PROBLEM DESCRIPTION:
Word for word, quote all of the material, omitting the pictures.

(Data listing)
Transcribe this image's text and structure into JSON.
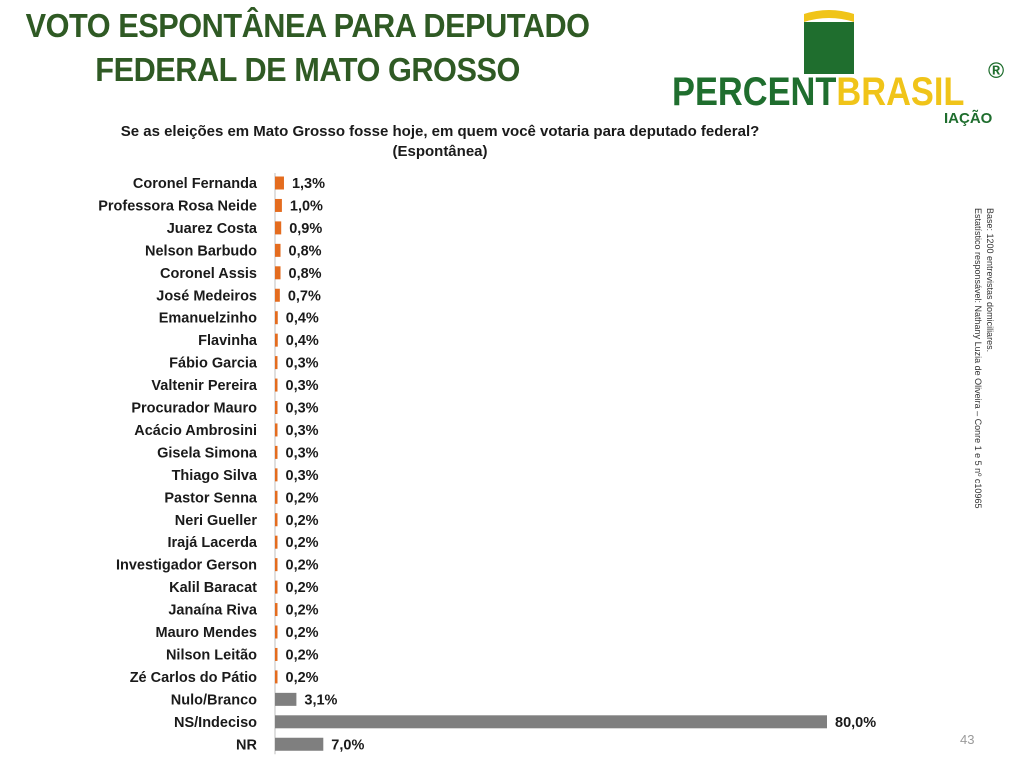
{
  "title": [
    "VOTO ESPONTÂNEA PARA DEPUTADO",
    "FEDERAL DE MATO GROSSO"
  ],
  "logo": {
    "word_a": "PERCENT",
    "word_b": "BRASIL",
    "registered": "®",
    "subtitle": "IAÇÃO"
  },
  "question": [
    "Se as eleições em Mato Grosso fosse hoje, em quem você votaria para deputado federal?",
    "(Espontânea)"
  ],
  "side_note": [
    "Base: 1200 entrevistas domiciliares.",
    "Estatístico responsável: Nathany Luzia de Oliveira – Conre 1 e 5 nº c10965"
  ],
  "page_number": "43",
  "colors": {
    "title": "#2f5a24",
    "candidate_bar": "#e46c1f",
    "other_bar": "#7f7f7f",
    "text": "#1a1a1a"
  },
  "chart_data": {
    "type": "bar",
    "orientation": "horizontal",
    "title": "Se as eleições em Mato Grosso fosse hoje, em quem você votaria para deputado federal? (Espontânea)",
    "categories": [
      "Coronel Fernanda",
      "Professora Rosa Neide",
      "Juarez Costa",
      "Nelson Barbudo",
      "Coronel Assis",
      "José Medeiros",
      "Emanuelzinho",
      "Flavinha",
      "Fábio Garcia",
      "Valtenir Pereira",
      "Procurador Mauro",
      "Acácio Ambrosini",
      "Gisela Simona",
      "Thiago Silva",
      "Pastor Senna",
      "Neri Gueller",
      "Irajá Lacerda",
      "Investigador Gerson",
      "Kalil Baracat",
      "Janaína Riva",
      "Mauro Mendes",
      "Nilson Leitão",
      "Zé Carlos do Pátio",
      "Nulo/Branco",
      "NS/Indeciso",
      "NR"
    ],
    "values": [
      1.3,
      1.0,
      0.9,
      0.8,
      0.8,
      0.7,
      0.4,
      0.4,
      0.3,
      0.3,
      0.3,
      0.3,
      0.3,
      0.3,
      0.2,
      0.2,
      0.2,
      0.2,
      0.2,
      0.2,
      0.2,
      0.2,
      0.2,
      3.1,
      80.0,
      7.0
    ],
    "value_labels": [
      "1,3%",
      "1,0%",
      "0,9%",
      "0,8%",
      "0,8%",
      "0,7%",
      "0,4%",
      "0,4%",
      "0,3%",
      "0,3%",
      "0,3%",
      "0,3%",
      "0,3%",
      "0,3%",
      "0,2%",
      "0,2%",
      "0,2%",
      "0,2%",
      "0,2%",
      "0,2%",
      "0,2%",
      "0,2%",
      "0,2%",
      "3,1%",
      "80,0%",
      "7,0%"
    ],
    "bar_group": [
      "candidate",
      "candidate",
      "candidate",
      "candidate",
      "candidate",
      "candidate",
      "candidate",
      "candidate",
      "candidate",
      "candidate",
      "candidate",
      "candidate",
      "candidate",
      "candidate",
      "candidate",
      "candidate",
      "candidate",
      "candidate",
      "candidate",
      "candidate",
      "candidate",
      "candidate",
      "candidate",
      "other",
      "other",
      "other"
    ],
    "xlim": [
      0,
      80
    ],
    "unit": "%",
    "grid": false,
    "legend": "none"
  }
}
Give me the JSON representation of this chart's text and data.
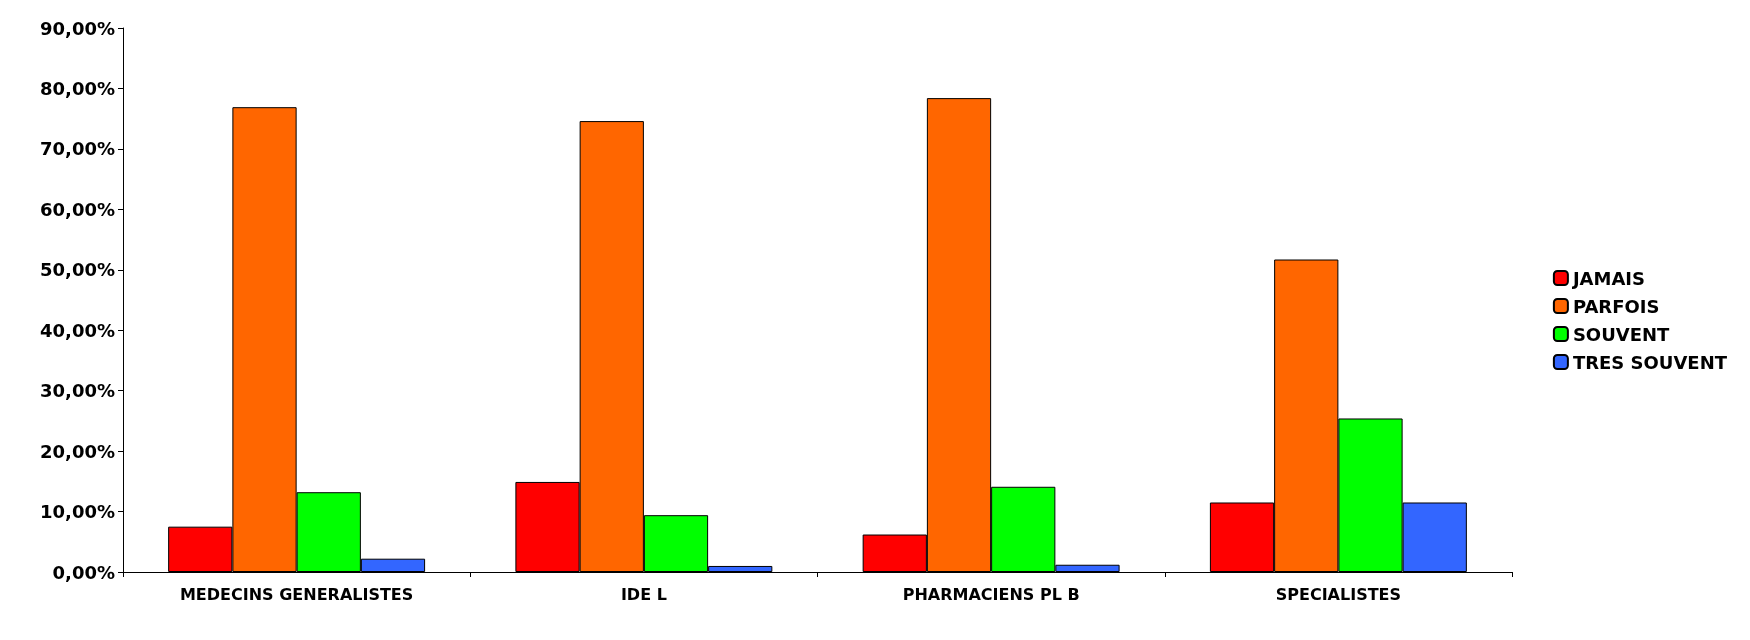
{
  "chart_data": {
    "type": "bar",
    "categories": [
      "MEDECINS GENERALISTES",
      "IDE L",
      "PHARMACIENS PL B",
      "SPECIALISTES"
    ],
    "series": [
      {
        "name": "JAMAIS",
        "color": "#ff0000",
        "values": [
          7.5,
          14.9,
          6.2,
          11.5
        ]
      },
      {
        "name": "PARFOIS",
        "color": "#ff6600",
        "values": [
          76.9,
          74.6,
          78.4,
          51.7
        ]
      },
      {
        "name": "SOUVENT",
        "color": "#00ff00",
        "values": [
          13.2,
          9.4,
          14.1,
          25.4
        ]
      },
      {
        "name": "TRES SOUVENT",
        "color": "#3366ff",
        "values": [
          2.2,
          1.0,
          1.2,
          11.5
        ]
      }
    ],
    "ylim": [
      0,
      90
    ],
    "yticks": [
      {
        "value": 0,
        "label": "0,00%"
      },
      {
        "value": 10,
        "label": "10,00%"
      },
      {
        "value": 20,
        "label": "20,00%"
      },
      {
        "value": 30,
        "label": "30,00%"
      },
      {
        "value": 40,
        "label": "40,00%"
      },
      {
        "value": 50,
        "label": "50,00%"
      },
      {
        "value": 60,
        "label": "60,00%"
      },
      {
        "value": 70,
        "label": "70,00%"
      },
      {
        "value": 80,
        "label": "80,00%"
      },
      {
        "value": 90,
        "label": "90,00%"
      }
    ],
    "grid": false,
    "legend": "right"
  }
}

WRITTEN RESPONSE:
Transcribe this image's text and structure into JSON.
{
  "title": [
    "VOTO ESPONTÂNEA PARA DEPUTADO",
    "FEDERAL DE MATO GROSSO"
  ],
  "logo": {
    "word_a": "PERCENT",
    "word_b": "BRASIL",
    "registered": "®",
    "subtitle": "IAÇÃO"
  },
  "question": [
    "Se as eleições em Mato Grosso fosse hoje, em quem você votaria para deputado federal?",
    "(Espontânea)"
  ],
  "side_note": [
    "Base: 1200 entrevistas domiciliares.",
    "Estatístico responsável: Nathany Luzia de Oliveira – Conre 1 e 5 nº c10965"
  ],
  "page_number": "43",
  "colors": {
    "title": "#2f5a24",
    "candidate_bar": "#e46c1f",
    "other_bar": "#7f7f7f",
    "text": "#1a1a1a"
  },
  "chart_data": {
    "type": "bar",
    "orientation": "horizontal",
    "title": "Se as eleições em Mato Grosso fosse hoje, em quem você votaria para deputado federal? (Espontânea)",
    "categories": [
      "Coronel Fernanda",
      "Professora Rosa Neide",
      "Juarez Costa",
      "Nelson Barbudo",
      "Coronel Assis",
      "José Medeiros",
      "Emanuelzinho",
      "Flavinha",
      "Fábio Garcia",
      "Valtenir Pereira",
      "Procurador Mauro",
      "Acácio Ambrosini",
      "Gisela Simona",
      "Thiago Silva",
      "Pastor Senna",
      "Neri Gueller",
      "Irajá Lacerda",
      "Investigador Gerson",
      "Kalil Baracat",
      "Janaína Riva",
      "Mauro Mendes",
      "Nilson Leitão",
      "Zé Carlos do Pátio",
      "Nulo/Branco",
      "NS/Indeciso",
      "NR"
    ],
    "values": [
      1.3,
      1.0,
      0.9,
      0.8,
      0.8,
      0.7,
      0.4,
      0.4,
      0.3,
      0.3,
      0.3,
      0.3,
      0.3,
      0.3,
      0.2,
      0.2,
      0.2,
      0.2,
      0.2,
      0.2,
      0.2,
      0.2,
      0.2,
      3.1,
      80.0,
      7.0
    ],
    "value_labels": [
      "1,3%",
      "1,0%",
      "0,9%",
      "0,8%",
      "0,8%",
      "0,7%",
      "0,4%",
      "0,4%",
      "0,3%",
      "0,3%",
      "0,3%",
      "0,3%",
      "0,3%",
      "0,3%",
      "0,2%",
      "0,2%",
      "0,2%",
      "0,2%",
      "0,2%",
      "0,2%",
      "0,2%",
      "0,2%",
      "0,2%",
      "3,1%",
      "80,0%",
      "7,0%"
    ],
    "bar_group": [
      "candidate",
      "candidate",
      "candidate",
      "candidate",
      "candidate",
      "candidate",
      "candidate",
      "candidate",
      "candidate",
      "candidate",
      "candidate",
      "candidate",
      "candidate",
      "candidate",
      "candidate",
      "candidate",
      "candidate",
      "candidate",
      "candidate",
      "candidate",
      "candidate",
      "candidate",
      "candidate",
      "other",
      "other",
      "other"
    ],
    "xlim": [
      0,
      80
    ],
    "unit": "%",
    "grid": false,
    "legend": "none"
  }
}
Give me the JSON representation of this chart's text and data.
{
  "chart_data": {
    "type": "bar",
    "categories": [
      "MEDECINS GENERALISTES",
      "IDE L",
      "PHARMACIENS PL B",
      "SPECIALISTES"
    ],
    "series": [
      {
        "name": "JAMAIS",
        "color": "#ff0000",
        "values": [
          7.5,
          14.9,
          6.2,
          11.5
        ]
      },
      {
        "name": "PARFOIS",
        "color": "#ff6600",
        "values": [
          76.9,
          74.6,
          78.4,
          51.7
        ]
      },
      {
        "name": "SOUVENT",
        "color": "#00ff00",
        "values": [
          13.2,
          9.4,
          14.1,
          25.4
        ]
      },
      {
        "name": "TRES SOUVENT",
        "color": "#3366ff",
        "values": [
          2.2,
          1.0,
          1.2,
          11.5
        ]
      }
    ],
    "ylim": [
      0,
      90
    ],
    "yticks": [
      {
        "value": 0,
        "label": "0,00%"
      },
      {
        "value": 10,
        "label": "10,00%"
      },
      {
        "value": 20,
        "label": "20,00%"
      },
      {
        "value": 30,
        "label": "30,00%"
      },
      {
        "value": 40,
        "label": "40,00%"
      },
      {
        "value": 50,
        "label": "50,00%"
      },
      {
        "value": 60,
        "label": "60,00%"
      },
      {
        "value": 70,
        "label": "70,00%"
      },
      {
        "value": 80,
        "label": "80,00%"
      },
      {
        "value": 90,
        "label": "90,00%"
      }
    ],
    "grid": false,
    "legend": "right"
  }
}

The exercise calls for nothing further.